> Data for the task:
## BEGIN

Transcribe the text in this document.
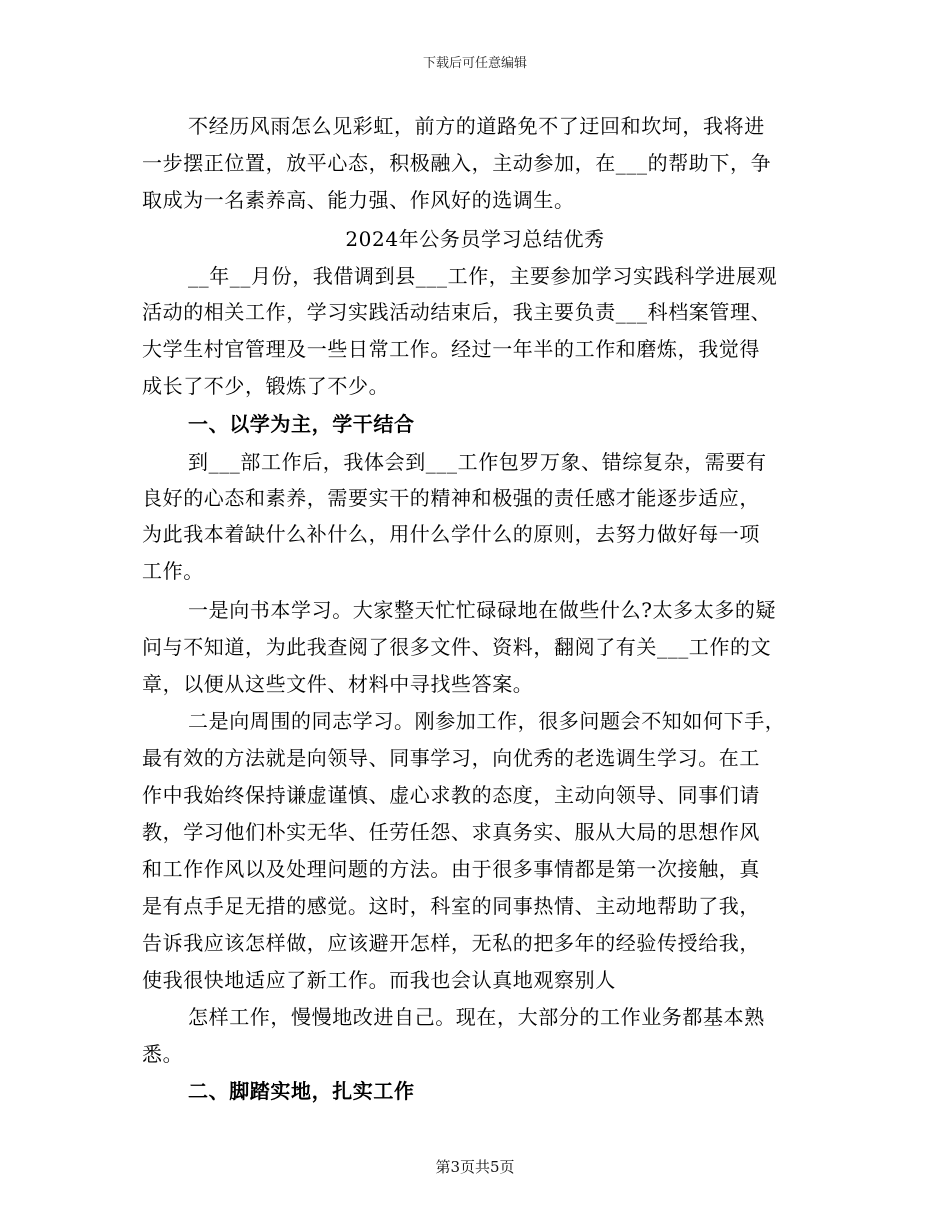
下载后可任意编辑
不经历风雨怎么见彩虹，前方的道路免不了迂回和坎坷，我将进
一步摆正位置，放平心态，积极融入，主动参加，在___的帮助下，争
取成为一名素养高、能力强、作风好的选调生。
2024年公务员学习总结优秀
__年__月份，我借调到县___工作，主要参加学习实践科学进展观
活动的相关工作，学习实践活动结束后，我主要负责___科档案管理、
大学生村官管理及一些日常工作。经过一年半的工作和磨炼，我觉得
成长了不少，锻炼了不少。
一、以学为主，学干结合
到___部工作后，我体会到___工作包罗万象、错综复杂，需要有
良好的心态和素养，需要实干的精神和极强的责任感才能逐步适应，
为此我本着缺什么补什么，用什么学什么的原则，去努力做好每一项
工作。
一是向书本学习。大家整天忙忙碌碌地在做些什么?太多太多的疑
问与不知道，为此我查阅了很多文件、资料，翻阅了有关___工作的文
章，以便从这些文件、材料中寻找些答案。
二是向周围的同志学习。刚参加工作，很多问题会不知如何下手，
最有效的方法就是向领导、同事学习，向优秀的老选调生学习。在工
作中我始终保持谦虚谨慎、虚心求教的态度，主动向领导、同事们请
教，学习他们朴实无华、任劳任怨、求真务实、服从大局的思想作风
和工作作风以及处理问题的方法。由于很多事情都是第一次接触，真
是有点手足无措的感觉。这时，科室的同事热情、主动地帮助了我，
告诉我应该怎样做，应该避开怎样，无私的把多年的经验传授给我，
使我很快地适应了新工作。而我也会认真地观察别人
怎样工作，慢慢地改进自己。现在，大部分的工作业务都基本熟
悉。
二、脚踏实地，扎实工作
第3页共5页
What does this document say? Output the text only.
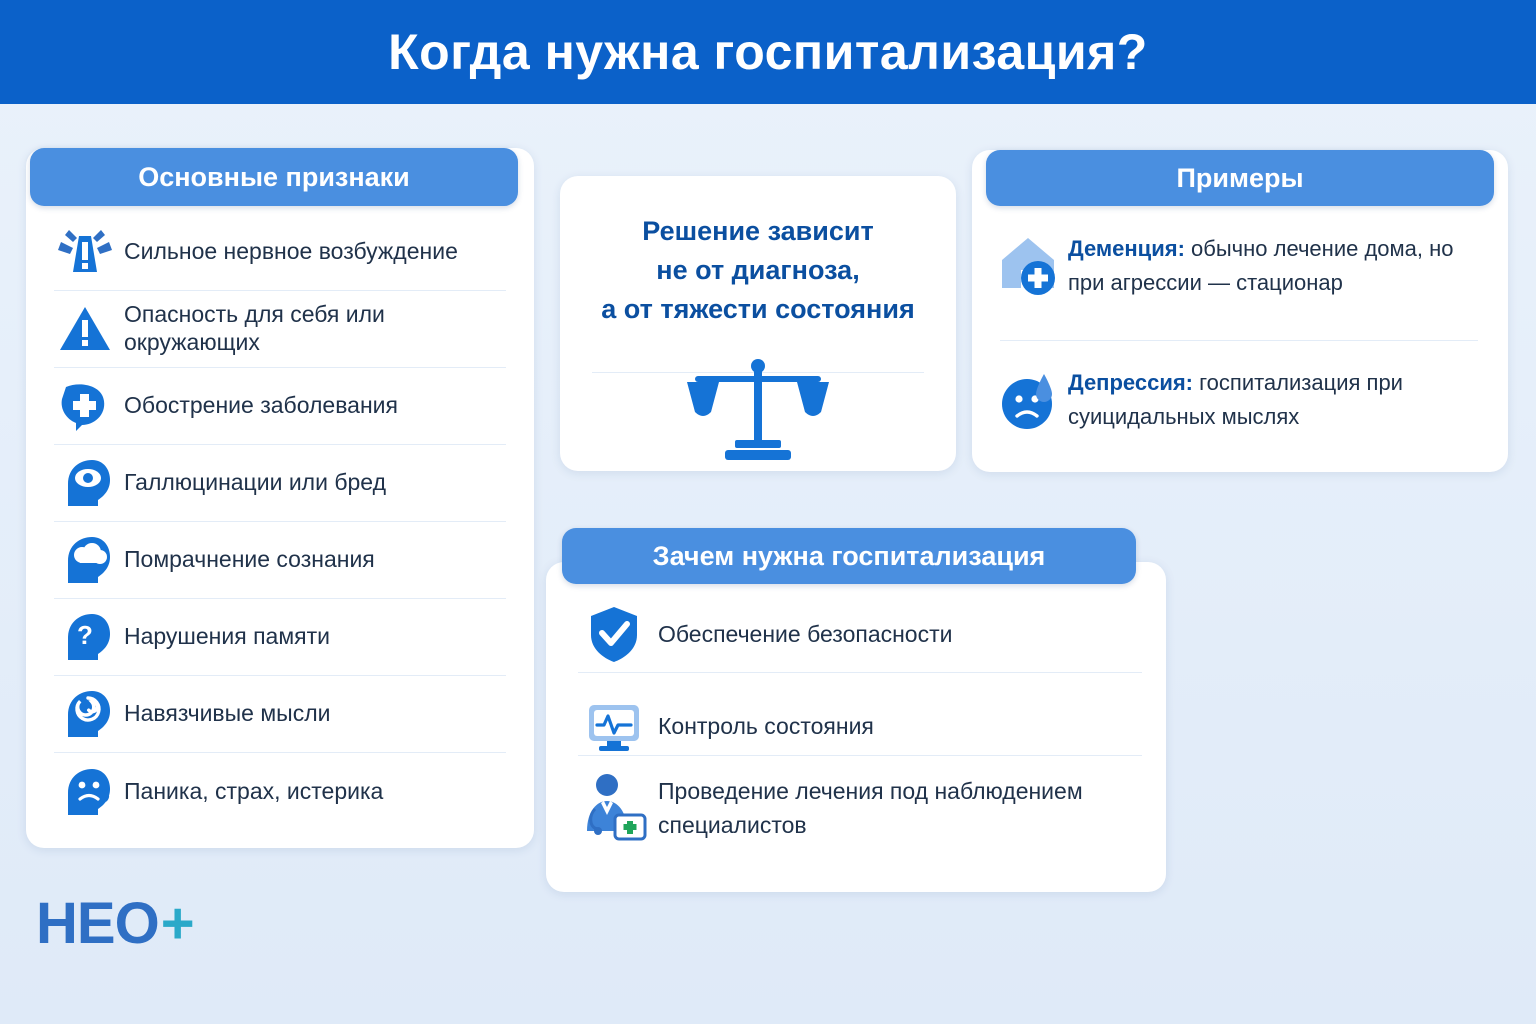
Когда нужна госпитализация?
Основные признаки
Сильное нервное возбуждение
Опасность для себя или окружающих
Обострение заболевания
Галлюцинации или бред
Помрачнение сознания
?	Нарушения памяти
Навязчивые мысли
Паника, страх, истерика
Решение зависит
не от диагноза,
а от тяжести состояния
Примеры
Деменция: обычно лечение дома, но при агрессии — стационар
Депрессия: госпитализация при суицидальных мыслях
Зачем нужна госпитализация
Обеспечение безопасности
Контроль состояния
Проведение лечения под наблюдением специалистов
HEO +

## END

> Exercise directions:
The records above are to be restated exactly, without their pictures.

> Solution to the problem:
Transcribe the text in this document.
下载后可任意编辑
不经历风雨怎么见彩虹，前方的道路免不了迂回和坎坷，我将进
一步摆正位置，放平心态，积极融入，主动参加，在___的帮助下，争
取成为一名素养高、能力强、作风好的选调生。
2024年公务员学习总结优秀
__年__月份，我借调到县___工作，主要参加学习实践科学进展观
活动的相关工作，学习实践活动结束后，我主要负责___科档案管理、
大学生村官管理及一些日常工作。经过一年半的工作和磨炼，我觉得
成长了不少，锻炼了不少。
一、以学为主，学干结合
到___部工作后，我体会到___工作包罗万象、错综复杂，需要有
良好的心态和素养，需要实干的精神和极强的责任感才能逐步适应，
为此我本着缺什么补什么，用什么学什么的原则，去努力做好每一项
工作。
一是向书本学习。大家整天忙忙碌碌地在做些什么?太多太多的疑
问与不知道，为此我查阅了很多文件、资料，翻阅了有关___工作的文
章，以便从这些文件、材料中寻找些答案。
二是向周围的同志学习。刚参加工作，很多问题会不知如何下手，
最有效的方法就是向领导、同事学习，向优秀的老选调生学习。在工
作中我始终保持谦虚谨慎、虚心求教的态度，主动向领导、同事们请
教，学习他们朴实无华、任劳任怨、求真务实、服从大局的思想作风
和工作作风以及处理问题的方法。由于很多事情都是第一次接触，真
是有点手足无措的感觉。这时，科室的同事热情、主动地帮助了我，
告诉我应该怎样做，应该避开怎样，无私的把多年的经验传授给我，
使我很快地适应了新工作。而我也会认真地观察别人
怎样工作，慢慢地改进自己。现在，大部分的工作业务都基本熟
悉。
二、脚踏实地，扎实工作
第3页共5页
What does this document say? Output the text only.
Когда нужна госпитализация?
Основные признаки
Сильное нервное возбуждение
Опасность для себя или окружающих
Обострение заболевания
Галлюцинации или бред
Помрачнение сознания
?	Нарушения памяти
Навязчивые мысли
Паника, страх, истерика
Решение зависит
не от диагноза,
а от тяжести состояния
Примеры
Деменция: обычно лечение дома, но при агрессии — стационар
Депрессия: госпитализация при суицидальных мыслях
Зачем нужна госпитализация
Обеспечение безопасности
Контроль состояния
Проведение лечения под наблюдением специалистов
HEO +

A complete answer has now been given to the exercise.